_What you have to do_
Review the material line by line. Identify and copy every line that contains the string "answer".

_Materials provided_
========================================================================

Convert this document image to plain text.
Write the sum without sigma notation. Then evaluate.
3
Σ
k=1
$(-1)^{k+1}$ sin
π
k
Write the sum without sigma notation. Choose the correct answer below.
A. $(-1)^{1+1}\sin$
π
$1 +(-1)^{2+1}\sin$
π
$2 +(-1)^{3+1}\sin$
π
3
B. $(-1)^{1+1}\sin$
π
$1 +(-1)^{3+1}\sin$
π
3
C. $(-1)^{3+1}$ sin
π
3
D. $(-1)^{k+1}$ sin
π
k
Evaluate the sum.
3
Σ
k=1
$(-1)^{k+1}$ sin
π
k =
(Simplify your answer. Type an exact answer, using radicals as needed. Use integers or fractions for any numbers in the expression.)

========================================================================

_Result below_
Write the sum without sigma notation. Choose the correct answer below.
(Simplify your answer. Type an exact answer, using radicals as needed. Use integers or fractions for any numbers in the expression.)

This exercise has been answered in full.